### What this task involves
Copy the records from their first line through the line that contains "footer-designer: 美编：武春虎 [136,2293,232,2312]", replacing "bounding boxes" with "coordinate boxes" and changing nothing else.

Stored records
————————

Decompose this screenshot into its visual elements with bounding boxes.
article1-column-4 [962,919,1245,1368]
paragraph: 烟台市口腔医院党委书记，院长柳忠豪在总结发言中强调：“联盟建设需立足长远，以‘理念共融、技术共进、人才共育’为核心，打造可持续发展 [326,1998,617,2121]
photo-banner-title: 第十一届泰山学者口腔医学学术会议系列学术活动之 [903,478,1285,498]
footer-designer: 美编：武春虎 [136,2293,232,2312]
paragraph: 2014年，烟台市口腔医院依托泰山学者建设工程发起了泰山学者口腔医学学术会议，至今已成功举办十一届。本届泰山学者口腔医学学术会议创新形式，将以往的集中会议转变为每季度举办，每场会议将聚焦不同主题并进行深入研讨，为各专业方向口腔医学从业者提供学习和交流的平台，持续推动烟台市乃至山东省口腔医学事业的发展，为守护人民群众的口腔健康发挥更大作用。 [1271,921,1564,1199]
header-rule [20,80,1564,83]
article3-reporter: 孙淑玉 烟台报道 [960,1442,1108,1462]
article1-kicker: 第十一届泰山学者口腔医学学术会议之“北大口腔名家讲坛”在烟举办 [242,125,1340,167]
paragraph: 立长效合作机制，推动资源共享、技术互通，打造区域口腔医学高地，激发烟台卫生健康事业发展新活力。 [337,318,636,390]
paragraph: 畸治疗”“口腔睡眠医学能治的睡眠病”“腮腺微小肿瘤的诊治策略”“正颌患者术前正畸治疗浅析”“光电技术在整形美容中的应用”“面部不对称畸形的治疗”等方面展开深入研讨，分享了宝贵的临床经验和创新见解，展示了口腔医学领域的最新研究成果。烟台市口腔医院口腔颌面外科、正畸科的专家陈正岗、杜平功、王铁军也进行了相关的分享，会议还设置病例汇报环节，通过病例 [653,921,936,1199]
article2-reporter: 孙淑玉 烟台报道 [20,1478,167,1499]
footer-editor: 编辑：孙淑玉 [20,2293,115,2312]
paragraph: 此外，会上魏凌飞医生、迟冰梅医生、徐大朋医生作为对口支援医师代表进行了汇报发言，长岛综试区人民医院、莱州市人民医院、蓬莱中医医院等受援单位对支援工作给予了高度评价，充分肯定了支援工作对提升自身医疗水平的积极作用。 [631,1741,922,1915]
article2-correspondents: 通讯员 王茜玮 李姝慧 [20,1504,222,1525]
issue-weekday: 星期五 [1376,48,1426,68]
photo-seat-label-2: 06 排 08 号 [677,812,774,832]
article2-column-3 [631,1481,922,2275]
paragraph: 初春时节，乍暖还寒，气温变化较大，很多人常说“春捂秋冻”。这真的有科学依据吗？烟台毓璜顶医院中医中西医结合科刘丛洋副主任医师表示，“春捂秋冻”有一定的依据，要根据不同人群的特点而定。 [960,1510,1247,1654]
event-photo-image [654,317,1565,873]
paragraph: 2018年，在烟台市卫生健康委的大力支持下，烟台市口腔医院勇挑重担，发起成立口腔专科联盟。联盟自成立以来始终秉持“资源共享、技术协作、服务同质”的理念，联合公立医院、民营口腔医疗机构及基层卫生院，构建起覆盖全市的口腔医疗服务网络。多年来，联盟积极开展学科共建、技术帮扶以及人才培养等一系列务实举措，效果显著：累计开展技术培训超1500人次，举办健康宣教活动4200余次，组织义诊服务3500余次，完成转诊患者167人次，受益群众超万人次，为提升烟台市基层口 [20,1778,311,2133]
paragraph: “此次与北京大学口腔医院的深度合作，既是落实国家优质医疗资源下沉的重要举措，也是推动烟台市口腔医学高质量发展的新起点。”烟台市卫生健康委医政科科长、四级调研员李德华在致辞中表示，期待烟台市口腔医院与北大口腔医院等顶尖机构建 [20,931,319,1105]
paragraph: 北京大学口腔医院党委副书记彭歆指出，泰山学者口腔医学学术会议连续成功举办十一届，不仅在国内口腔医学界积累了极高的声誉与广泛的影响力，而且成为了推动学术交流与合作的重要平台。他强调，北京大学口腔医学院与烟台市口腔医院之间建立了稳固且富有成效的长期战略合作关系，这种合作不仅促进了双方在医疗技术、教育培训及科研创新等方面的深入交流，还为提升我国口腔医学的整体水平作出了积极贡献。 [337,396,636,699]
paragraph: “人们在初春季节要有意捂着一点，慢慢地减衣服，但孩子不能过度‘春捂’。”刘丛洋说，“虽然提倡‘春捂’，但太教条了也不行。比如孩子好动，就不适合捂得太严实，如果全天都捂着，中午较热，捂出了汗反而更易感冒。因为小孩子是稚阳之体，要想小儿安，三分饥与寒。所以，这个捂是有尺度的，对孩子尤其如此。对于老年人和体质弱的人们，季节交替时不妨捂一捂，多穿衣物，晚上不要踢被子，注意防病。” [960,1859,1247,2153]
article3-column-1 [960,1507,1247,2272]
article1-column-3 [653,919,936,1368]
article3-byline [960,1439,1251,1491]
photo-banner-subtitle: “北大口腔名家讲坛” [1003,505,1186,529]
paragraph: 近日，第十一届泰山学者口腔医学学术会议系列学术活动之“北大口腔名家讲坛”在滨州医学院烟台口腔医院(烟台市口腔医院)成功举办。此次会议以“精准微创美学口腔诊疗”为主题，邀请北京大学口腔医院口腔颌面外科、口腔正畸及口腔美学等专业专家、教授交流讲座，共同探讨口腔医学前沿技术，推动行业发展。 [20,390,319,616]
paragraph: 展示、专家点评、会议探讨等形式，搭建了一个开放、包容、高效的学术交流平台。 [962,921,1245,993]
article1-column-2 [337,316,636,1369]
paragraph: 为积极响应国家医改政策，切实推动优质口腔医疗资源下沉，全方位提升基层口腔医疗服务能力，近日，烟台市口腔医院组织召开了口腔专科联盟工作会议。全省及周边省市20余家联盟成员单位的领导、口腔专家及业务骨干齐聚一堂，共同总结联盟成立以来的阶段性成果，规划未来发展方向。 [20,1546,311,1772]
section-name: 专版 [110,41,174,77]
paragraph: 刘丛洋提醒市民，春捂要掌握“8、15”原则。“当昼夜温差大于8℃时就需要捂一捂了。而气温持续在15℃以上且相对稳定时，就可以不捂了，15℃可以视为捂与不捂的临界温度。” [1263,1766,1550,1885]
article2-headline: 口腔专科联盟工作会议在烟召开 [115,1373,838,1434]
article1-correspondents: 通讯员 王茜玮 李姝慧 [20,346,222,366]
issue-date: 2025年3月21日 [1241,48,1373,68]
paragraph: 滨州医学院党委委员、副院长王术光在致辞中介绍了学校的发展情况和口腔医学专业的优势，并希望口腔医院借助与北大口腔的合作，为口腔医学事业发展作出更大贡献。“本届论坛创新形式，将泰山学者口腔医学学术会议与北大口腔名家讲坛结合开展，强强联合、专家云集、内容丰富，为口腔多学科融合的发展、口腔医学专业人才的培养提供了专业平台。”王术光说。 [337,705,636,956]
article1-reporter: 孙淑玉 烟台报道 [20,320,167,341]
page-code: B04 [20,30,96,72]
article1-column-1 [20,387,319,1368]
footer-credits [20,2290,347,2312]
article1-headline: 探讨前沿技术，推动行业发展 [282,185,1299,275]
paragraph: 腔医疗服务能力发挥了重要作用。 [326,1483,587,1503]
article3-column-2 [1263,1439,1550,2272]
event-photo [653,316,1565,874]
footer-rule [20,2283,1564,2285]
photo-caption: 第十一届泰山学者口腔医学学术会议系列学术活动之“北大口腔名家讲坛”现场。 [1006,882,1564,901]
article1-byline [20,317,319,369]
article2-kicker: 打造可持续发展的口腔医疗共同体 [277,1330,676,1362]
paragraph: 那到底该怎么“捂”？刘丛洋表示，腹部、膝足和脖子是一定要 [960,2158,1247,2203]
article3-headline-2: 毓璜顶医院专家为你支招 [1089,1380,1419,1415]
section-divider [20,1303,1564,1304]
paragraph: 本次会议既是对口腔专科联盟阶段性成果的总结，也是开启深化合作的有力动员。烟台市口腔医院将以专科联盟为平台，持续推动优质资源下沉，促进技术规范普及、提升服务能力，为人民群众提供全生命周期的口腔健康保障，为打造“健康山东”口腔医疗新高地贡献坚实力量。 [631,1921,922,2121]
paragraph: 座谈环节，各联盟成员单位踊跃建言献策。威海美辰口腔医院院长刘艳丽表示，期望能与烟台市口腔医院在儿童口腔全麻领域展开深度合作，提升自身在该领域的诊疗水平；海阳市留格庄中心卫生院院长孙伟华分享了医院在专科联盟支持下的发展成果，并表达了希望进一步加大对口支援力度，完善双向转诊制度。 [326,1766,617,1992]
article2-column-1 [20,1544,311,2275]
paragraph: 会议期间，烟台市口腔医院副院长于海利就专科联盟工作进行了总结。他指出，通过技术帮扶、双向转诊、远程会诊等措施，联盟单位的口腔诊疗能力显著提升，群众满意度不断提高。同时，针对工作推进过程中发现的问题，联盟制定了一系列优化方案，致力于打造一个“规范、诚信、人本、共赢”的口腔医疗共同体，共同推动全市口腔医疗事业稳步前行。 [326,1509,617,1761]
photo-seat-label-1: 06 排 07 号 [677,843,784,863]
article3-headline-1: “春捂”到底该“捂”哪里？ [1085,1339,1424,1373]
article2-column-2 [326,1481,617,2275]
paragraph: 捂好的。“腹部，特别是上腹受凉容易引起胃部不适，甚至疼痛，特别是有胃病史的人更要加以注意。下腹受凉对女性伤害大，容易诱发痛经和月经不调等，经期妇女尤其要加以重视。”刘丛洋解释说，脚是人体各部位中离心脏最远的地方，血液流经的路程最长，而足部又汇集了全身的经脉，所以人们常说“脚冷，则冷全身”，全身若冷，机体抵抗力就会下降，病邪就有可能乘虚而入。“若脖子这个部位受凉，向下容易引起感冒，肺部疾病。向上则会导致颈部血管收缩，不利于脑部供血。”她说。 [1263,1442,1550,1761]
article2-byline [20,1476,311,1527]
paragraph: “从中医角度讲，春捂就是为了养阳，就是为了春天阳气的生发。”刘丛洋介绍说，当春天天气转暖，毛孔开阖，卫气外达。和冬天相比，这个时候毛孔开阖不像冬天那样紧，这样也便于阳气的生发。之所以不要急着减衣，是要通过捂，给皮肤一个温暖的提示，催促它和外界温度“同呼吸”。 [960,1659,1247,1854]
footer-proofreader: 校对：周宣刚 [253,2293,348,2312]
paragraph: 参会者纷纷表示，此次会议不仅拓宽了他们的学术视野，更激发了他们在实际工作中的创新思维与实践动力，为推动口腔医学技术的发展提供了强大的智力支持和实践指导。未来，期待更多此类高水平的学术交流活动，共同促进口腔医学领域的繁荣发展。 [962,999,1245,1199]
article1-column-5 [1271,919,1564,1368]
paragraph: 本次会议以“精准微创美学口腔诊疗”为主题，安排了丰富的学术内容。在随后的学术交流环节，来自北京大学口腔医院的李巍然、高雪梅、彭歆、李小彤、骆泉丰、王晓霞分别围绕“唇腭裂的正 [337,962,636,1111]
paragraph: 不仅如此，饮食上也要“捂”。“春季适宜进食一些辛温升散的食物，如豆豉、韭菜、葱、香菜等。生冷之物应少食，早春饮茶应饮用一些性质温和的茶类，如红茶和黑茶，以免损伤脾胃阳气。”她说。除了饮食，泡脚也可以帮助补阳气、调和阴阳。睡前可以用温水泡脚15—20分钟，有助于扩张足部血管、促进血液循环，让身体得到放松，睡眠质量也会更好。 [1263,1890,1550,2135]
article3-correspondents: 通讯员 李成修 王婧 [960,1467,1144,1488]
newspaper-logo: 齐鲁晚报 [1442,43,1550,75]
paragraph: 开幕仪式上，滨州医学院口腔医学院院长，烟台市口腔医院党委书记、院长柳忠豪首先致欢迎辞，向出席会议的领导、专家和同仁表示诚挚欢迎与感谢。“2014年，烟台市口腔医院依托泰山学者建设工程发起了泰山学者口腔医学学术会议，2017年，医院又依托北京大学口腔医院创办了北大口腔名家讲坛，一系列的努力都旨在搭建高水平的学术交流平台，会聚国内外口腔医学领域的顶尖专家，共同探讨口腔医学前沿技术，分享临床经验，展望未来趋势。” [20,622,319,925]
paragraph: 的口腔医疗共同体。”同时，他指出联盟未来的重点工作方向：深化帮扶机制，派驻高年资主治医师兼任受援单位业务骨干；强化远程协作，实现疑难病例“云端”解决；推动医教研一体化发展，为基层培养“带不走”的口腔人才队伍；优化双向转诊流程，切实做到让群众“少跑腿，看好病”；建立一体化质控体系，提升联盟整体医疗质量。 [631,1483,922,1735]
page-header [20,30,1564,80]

————————

### Task solution
Decompose this screenshot into its visual elements with coordinate boxes.
article1-column-4 [962,919,1245,1368]
paragraph: 烟台市口腔医院党委书记，院长柳忠豪在总结发言中强调：“联盟建设需立足长远，以‘理念共融、技术共进、人才共育’为核心，打造可持续发展 [326,1998,617,2121]
photo-banner-title: 第十一届泰山学者口腔医学学术会议系列学术活动之 [903,478,1285,498]
footer-designer: 美编：武春虎 [136,2293,232,2312]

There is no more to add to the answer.